---------- DATA SUPPLIED ----------

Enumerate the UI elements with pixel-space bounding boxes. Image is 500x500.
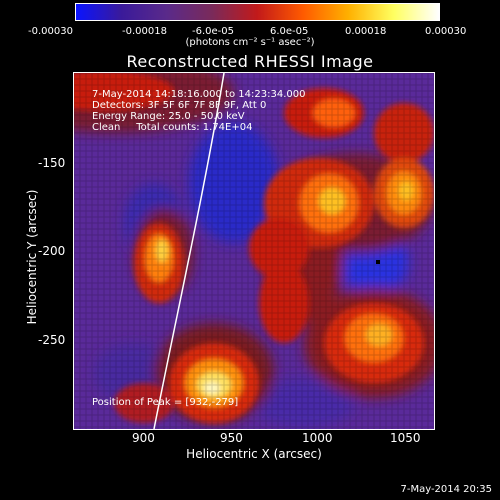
y-tick: -250: [38, 333, 66, 347]
colorbar-tick: 6.0e-05: [270, 26, 309, 37]
x-tick: 1050: [390, 431, 421, 445]
info-detectors: Detectors: 3F 5F 6F 7F 8F 9F, Att 0: [92, 100, 267, 111]
colorbar-tick: 0.00018: [345, 26, 387, 37]
colorbar-tick: -0.00030: [28, 26, 73, 37]
colorbar-tick: -6.0e-05: [192, 26, 234, 37]
rhessi-image: [74, 73, 434, 429]
info-energy-range: Energy Range: 25.0 - 50.0 keV: [92, 111, 245, 122]
colorbar: [75, 3, 440, 21]
info-time-range: 7-May-2014 14:18:16.000 to 14:23:34.000: [92, 89, 306, 100]
y-tick: -200: [38, 244, 66, 258]
colorbar-unit-label: (photons cm⁻² s⁻¹ asec⁻²): [185, 37, 315, 48]
x-tick: 950: [220, 431, 243, 445]
info-peak-position: Position of Peak = [932,-279]: [92, 397, 239, 408]
colorbar-tick: -0.00018: [122, 26, 167, 37]
y-tick: -150: [38, 156, 66, 170]
x-axis-label: Heliocentric X (arcsec): [186, 447, 322, 461]
plot-title: Reconstructed RHESSI Image: [126, 52, 374, 71]
x-tick: 1000: [302, 431, 333, 445]
y-axis-label: Heliocentric Y (arcsec): [25, 189, 39, 325]
colorbar-tick: 0.00030: [425, 26, 467, 37]
x-tick: 900: [132, 431, 155, 445]
timestamp: 7-May-2014 20:35: [400, 484, 492, 495]
rhessi-image-plot: 7-May-2014 14:18:16.000 to 14:23:34.000 …: [73, 72, 435, 430]
info-clean-counts: Clean Total counts: 1.74E+04: [92, 122, 253, 133]
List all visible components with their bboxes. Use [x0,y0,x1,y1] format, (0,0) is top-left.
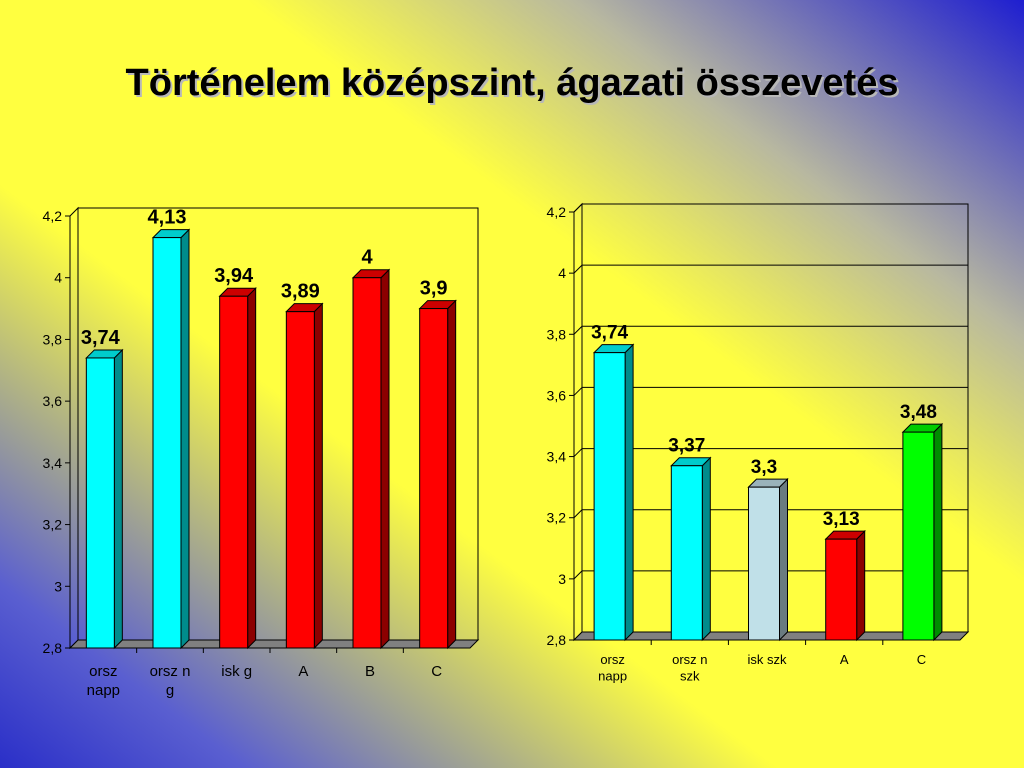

----------

REQUIRED WORK
Copy out every line of the records above that contains the string "Heliocentric", with case counting.

SOLVED EXERCISE
x-axis-label: Heliocentric X (arcsec): [186, 447, 322, 461]
y-axis-label: Heliocentric Y (arcsec): [25, 189, 39, 325]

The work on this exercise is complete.